» **Problem to work on**
Lines containing the word "BTCUSDT" should be extracted in full.

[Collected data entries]
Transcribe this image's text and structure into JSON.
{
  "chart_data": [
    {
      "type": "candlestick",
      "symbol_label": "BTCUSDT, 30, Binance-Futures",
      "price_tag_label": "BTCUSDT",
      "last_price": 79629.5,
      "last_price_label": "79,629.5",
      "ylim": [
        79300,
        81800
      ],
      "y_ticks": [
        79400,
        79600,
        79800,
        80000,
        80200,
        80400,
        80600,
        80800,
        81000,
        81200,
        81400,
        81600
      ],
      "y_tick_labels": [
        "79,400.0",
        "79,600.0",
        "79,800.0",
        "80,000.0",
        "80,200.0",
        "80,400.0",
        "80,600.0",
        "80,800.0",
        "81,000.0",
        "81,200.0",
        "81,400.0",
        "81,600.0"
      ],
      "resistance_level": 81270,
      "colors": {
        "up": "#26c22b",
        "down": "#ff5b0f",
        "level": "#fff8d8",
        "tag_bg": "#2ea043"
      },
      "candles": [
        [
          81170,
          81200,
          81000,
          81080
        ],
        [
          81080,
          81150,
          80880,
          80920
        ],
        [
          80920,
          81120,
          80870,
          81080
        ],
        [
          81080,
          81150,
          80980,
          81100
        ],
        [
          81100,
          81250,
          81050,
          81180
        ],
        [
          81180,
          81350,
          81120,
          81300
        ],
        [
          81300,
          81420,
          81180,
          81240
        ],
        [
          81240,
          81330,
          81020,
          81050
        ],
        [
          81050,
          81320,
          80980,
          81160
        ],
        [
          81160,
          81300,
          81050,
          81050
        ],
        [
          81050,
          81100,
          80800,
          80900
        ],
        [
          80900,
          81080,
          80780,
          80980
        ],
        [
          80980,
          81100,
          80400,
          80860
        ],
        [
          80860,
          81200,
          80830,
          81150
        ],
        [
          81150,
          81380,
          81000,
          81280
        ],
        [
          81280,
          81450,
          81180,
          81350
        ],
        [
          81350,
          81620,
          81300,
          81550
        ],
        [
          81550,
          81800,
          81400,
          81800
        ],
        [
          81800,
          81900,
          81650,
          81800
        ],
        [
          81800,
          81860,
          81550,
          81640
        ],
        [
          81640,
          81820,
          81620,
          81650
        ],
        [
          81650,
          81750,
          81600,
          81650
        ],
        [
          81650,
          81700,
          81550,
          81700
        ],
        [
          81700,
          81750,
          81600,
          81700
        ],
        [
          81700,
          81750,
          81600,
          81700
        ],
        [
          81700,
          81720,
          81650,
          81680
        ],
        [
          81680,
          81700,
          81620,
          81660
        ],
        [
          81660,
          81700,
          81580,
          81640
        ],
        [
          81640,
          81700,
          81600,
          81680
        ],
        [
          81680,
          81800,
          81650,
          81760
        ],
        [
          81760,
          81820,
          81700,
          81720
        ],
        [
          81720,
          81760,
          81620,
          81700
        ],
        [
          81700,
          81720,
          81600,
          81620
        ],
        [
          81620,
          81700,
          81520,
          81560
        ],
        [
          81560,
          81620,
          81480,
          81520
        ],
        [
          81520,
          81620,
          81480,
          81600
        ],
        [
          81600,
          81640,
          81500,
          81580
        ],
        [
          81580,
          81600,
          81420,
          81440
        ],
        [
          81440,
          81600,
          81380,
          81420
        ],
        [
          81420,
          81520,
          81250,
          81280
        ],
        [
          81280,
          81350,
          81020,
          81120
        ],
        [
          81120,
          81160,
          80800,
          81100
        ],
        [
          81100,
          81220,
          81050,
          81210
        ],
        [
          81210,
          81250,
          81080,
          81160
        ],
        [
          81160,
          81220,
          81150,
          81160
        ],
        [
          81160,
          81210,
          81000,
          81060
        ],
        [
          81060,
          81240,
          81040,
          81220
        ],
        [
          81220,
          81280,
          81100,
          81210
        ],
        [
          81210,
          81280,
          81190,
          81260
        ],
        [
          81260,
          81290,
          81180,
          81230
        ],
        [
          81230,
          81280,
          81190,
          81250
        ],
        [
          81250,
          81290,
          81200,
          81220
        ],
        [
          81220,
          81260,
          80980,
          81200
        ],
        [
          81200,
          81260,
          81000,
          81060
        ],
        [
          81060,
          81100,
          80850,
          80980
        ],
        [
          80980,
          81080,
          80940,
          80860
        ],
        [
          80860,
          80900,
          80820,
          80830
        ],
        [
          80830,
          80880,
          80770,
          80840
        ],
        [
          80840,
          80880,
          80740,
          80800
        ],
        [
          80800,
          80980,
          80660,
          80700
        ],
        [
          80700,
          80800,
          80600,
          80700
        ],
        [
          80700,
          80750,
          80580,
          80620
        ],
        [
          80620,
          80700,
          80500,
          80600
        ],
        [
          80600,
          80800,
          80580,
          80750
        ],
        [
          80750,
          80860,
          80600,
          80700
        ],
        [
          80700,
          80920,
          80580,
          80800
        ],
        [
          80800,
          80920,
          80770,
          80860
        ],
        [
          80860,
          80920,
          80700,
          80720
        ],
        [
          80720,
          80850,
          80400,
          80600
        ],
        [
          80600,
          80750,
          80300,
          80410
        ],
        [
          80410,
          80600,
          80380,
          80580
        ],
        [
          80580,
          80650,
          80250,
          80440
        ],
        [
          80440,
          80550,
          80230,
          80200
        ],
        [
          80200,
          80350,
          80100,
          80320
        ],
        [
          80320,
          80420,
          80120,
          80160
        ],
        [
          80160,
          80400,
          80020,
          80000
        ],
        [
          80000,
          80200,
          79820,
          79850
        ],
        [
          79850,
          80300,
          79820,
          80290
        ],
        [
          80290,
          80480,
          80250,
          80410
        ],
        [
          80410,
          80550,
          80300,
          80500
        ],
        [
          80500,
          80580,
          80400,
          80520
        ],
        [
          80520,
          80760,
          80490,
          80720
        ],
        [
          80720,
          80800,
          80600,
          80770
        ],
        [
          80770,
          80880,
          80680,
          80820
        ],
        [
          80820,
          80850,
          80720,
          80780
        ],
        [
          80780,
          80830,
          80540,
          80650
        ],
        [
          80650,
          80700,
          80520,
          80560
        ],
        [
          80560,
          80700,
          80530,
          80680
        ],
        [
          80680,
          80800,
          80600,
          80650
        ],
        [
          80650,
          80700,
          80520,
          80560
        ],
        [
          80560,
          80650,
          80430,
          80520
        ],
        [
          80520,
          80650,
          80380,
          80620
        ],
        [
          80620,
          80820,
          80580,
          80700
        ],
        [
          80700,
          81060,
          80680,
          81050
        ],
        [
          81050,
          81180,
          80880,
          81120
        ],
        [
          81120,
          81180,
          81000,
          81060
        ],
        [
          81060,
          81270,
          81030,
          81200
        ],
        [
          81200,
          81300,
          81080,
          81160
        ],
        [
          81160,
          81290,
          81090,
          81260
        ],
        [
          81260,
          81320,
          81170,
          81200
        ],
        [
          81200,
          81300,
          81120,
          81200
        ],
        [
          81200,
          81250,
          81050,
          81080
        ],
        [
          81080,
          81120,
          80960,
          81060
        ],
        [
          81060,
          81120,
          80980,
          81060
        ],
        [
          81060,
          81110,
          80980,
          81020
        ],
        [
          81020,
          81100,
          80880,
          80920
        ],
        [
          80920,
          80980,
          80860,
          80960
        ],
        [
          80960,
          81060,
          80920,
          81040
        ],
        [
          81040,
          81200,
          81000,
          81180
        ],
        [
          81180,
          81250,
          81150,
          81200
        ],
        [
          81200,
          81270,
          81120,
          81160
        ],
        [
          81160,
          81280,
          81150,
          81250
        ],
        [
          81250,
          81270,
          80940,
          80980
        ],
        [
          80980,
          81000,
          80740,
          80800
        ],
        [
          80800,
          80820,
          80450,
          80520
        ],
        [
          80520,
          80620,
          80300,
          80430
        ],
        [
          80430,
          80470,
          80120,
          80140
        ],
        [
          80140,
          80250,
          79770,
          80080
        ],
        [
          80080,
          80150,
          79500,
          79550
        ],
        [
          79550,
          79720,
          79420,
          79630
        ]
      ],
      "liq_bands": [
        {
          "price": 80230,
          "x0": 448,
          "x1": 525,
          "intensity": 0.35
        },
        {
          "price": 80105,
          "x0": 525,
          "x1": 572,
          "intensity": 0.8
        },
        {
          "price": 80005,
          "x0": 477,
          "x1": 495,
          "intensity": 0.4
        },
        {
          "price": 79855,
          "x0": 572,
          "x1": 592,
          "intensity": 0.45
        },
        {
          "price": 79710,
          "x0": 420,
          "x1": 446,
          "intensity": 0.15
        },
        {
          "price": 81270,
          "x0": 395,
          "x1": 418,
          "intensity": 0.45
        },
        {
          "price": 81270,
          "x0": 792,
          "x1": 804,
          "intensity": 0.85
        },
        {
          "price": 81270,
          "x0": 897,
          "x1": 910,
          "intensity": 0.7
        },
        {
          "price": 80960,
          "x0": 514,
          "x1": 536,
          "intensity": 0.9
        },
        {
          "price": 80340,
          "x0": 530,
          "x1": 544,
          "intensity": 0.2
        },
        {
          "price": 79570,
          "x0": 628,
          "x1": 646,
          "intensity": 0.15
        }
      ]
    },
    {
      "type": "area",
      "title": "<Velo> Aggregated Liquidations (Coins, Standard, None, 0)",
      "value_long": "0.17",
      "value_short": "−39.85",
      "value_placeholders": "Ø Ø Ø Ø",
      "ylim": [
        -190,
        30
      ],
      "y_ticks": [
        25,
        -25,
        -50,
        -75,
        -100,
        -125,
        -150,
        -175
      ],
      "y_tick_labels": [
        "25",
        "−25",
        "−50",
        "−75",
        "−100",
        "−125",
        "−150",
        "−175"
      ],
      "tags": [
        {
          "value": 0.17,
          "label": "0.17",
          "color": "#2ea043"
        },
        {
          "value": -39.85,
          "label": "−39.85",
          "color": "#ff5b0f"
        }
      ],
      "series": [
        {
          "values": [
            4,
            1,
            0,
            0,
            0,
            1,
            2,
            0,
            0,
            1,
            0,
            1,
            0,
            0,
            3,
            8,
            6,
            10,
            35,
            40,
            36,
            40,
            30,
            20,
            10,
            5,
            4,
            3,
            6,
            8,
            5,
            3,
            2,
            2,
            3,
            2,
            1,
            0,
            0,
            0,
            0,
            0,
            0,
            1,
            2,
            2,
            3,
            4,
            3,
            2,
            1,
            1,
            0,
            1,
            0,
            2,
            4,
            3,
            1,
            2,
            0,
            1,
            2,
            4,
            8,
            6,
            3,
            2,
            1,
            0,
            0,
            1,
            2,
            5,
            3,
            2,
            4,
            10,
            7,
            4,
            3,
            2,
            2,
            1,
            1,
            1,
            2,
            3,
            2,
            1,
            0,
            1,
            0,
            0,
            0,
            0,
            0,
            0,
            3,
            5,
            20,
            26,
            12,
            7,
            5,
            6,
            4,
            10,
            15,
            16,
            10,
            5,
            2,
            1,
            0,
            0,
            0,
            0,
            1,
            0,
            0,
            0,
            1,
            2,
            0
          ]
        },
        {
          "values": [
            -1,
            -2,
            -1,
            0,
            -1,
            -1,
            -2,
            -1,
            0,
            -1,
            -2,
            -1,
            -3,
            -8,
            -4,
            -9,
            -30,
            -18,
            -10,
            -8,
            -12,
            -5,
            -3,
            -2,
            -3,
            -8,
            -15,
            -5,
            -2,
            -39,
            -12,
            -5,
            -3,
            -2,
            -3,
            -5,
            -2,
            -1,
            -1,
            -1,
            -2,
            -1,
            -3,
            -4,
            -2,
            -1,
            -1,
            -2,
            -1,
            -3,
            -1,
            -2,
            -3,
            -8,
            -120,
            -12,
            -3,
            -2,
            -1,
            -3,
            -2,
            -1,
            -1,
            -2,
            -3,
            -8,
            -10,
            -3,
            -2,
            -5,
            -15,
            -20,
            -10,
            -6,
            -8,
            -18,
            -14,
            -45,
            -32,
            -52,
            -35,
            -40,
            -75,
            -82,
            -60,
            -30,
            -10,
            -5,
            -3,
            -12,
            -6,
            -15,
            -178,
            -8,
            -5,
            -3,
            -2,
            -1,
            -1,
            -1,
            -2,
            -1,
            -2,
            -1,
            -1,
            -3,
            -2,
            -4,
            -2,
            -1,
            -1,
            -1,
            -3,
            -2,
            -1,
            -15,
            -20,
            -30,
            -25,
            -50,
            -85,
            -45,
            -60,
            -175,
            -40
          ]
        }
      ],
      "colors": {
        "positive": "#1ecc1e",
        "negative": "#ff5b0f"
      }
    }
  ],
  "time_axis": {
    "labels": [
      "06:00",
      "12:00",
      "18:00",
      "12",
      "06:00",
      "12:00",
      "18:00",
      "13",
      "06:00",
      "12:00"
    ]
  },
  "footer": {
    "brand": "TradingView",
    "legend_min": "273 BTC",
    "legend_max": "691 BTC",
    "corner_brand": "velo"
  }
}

» **Expected answer**
      "symbol_label": "BTCUSDT, 30, Binance-Futures",
      "price_tag_label": "BTCUSDT",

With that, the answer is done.